**** Dataset extract ****

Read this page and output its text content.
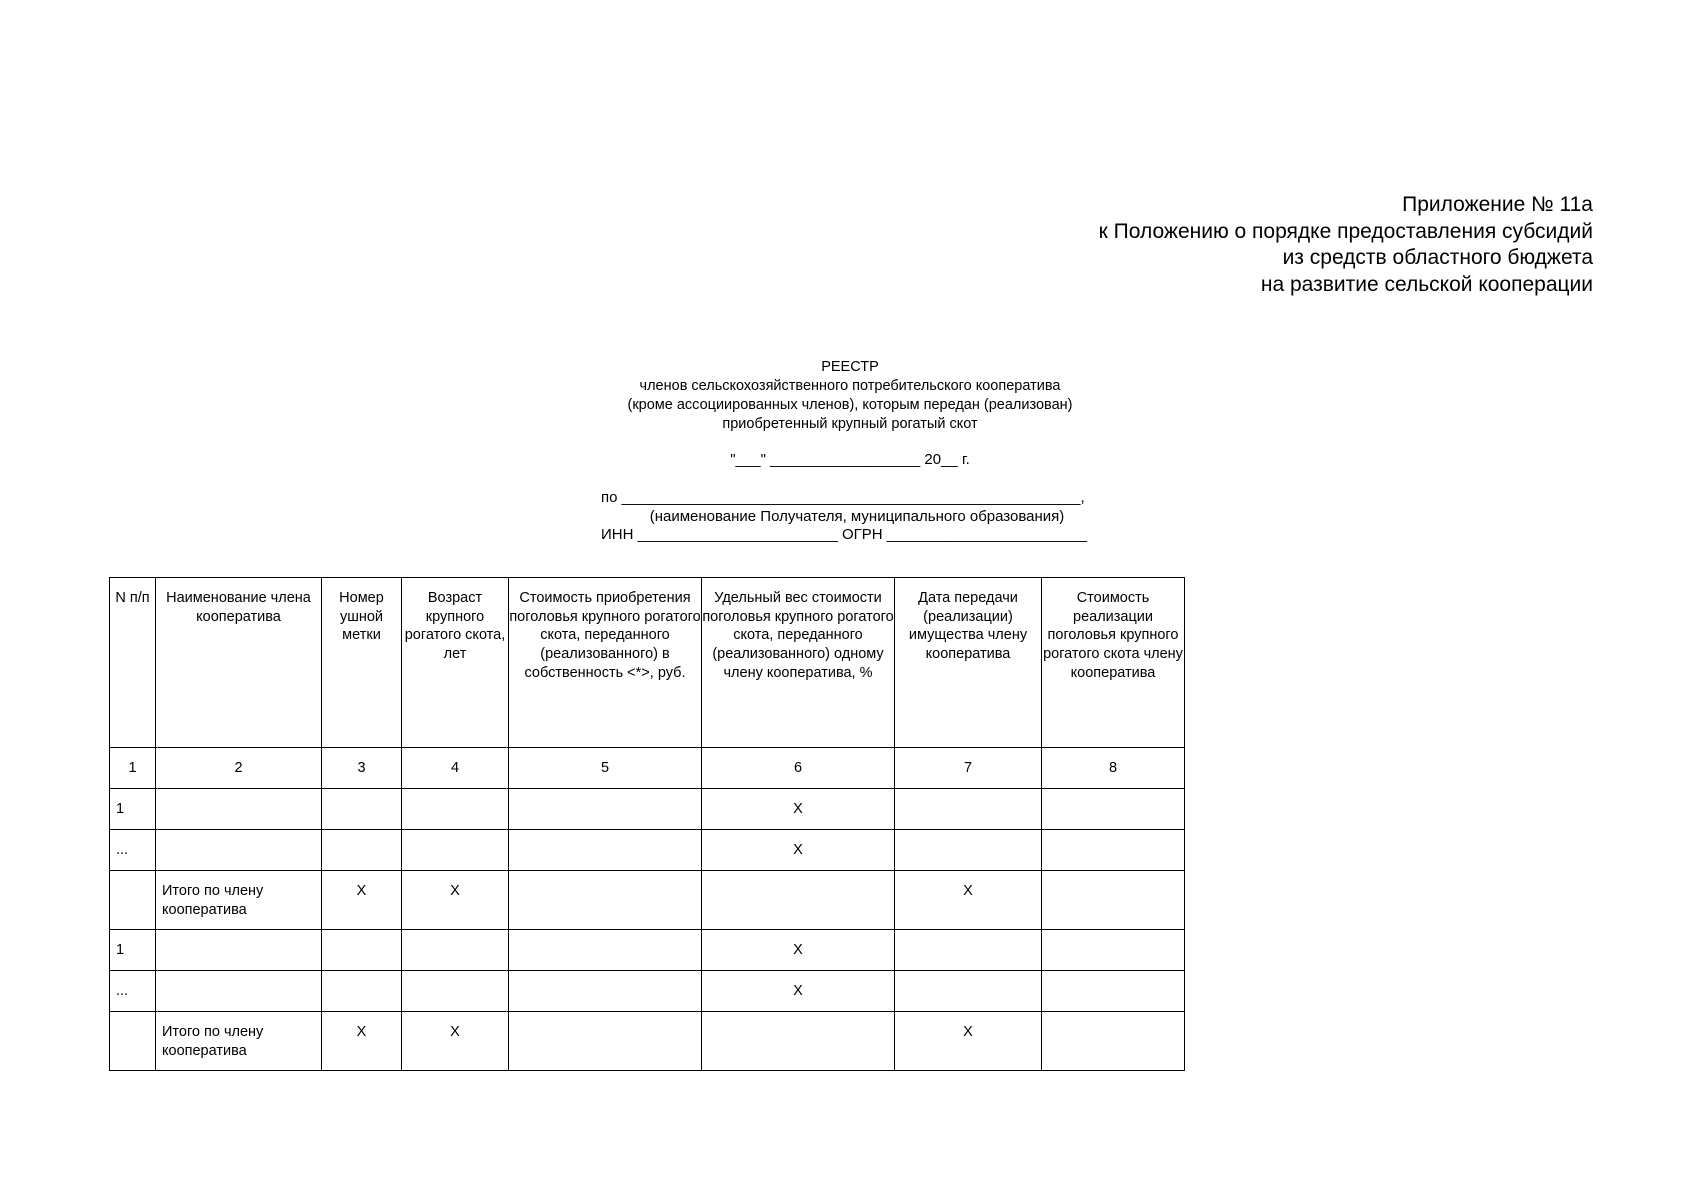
Приложение № 11а
к Положению о порядке предоставления субсидий
из средств областного бюджета
на развитие сельской кооперации
РЕЕСТР
членов сельскохозяйственного потребительского кооператива
(кроме ассоциированных членов), которым передан (реализован)
приобретенный крупный рогатый скот
"___" __________________ 20__ г.
по _______________________________________________________,
(наименование Получателя, муниципального образования)
ИНН ________________________ ОГРН ________________________
N п/п	Наименование члена кооператива	Номер ушной метки	Возраст крупного рогатого скота, лет	Стоимость приобретения поголовья крупного рогатого скота, переданного (реализованного) в собственность <*>, руб.	Удельный вес стоимости поголовья крупного рогатого скота, переданного (реализованного) одному члену кооператива, %	Дата передачи (реализации) имущества члену кооператива	Стоимость реализации поголовья крупного рогатого скота члену кооператива
1	2	3	4	5	6	7	8
1					X		
...					X		
	Итого по члену кооператива	X	X			X	
1					X		
...					X		
	Итого по члену кооператива	X	X			X	
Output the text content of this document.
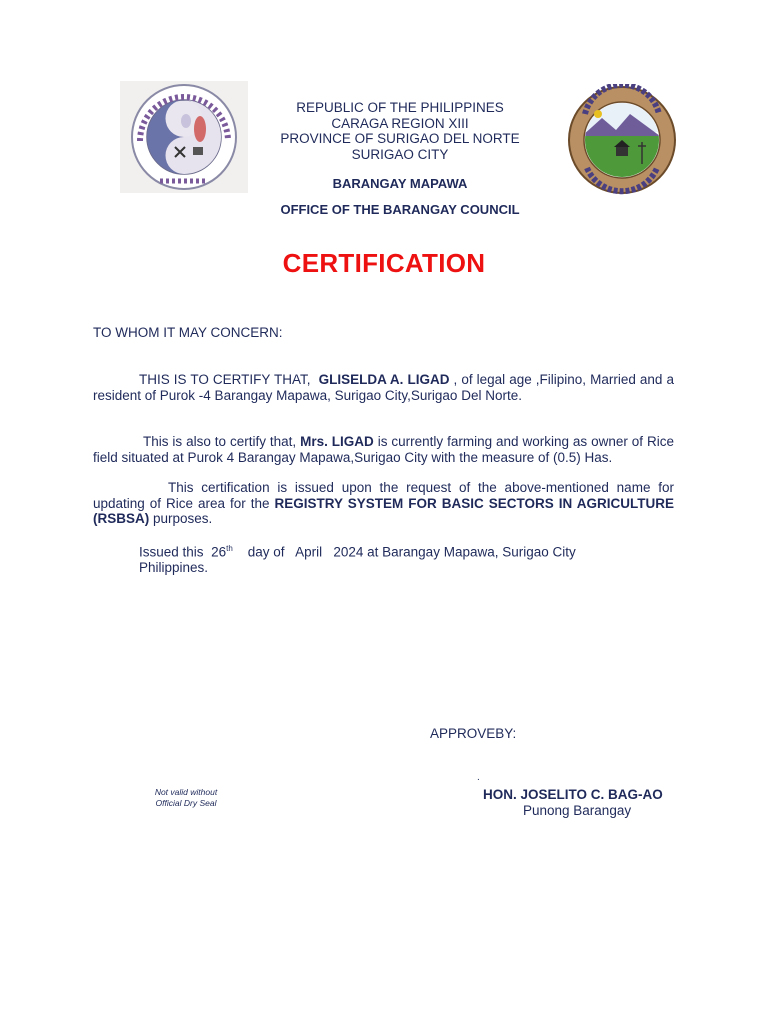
REPUBLIC OF THE PHILIPPINES
CARAGA REGION XIII
PROVINCE OF SURIGAO DEL NORTE
SURIGAO CITY
BARANGAY MAPAWA
OFFICE OF THE BARANGAY COUNCIL
CERTIFICATION
TO WHOM IT MAY CONCERN:
THIS IS TO CERTIFY THAT, GLISELDA A. LIGAD , of legal age ,Filipino, Married and a resident of Purok -4 Barangay Mapawa, Surigao City,Surigao Del Norte.
This is also to certify that, Mrs. LIGAD is currently farming and working as owner of Rice field situated at Purok 4 Barangay Mapawa,Surigao City with the measure of (0.5) Has.
This certification is issued upon the request of the above-mentioned name for updating of Rice area for the REGISTRY SYSTEM FOR BASIC SECTORS IN AGRICULTURE (RSBSA) purposes.
Issued this 26th day of April 2024 at Barangay Mapawa, Surigao City
Philippines.
APPROVEBY:
.
HON. JOSELITO C. BAG-AO
Punong Barangay
Not valid without
Official Dry Seal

****

Aim of the task:
Find the string "LIGAD" in the entries above and return each line that holds it.

The result:
THIS IS TO CERTIFY THAT, GLISELDA A. LIGAD , of legal age ,Filipino, Married and a resident of Purok -4 Barangay Mapawa, Surigao City,Surigao Del Norte.
This is also to certify that, Mrs. LIGAD is currently farming and working as owner of Rice field situated at Purok 4 Barangay Mapawa,Surigao City with the measure of (0.5) Has.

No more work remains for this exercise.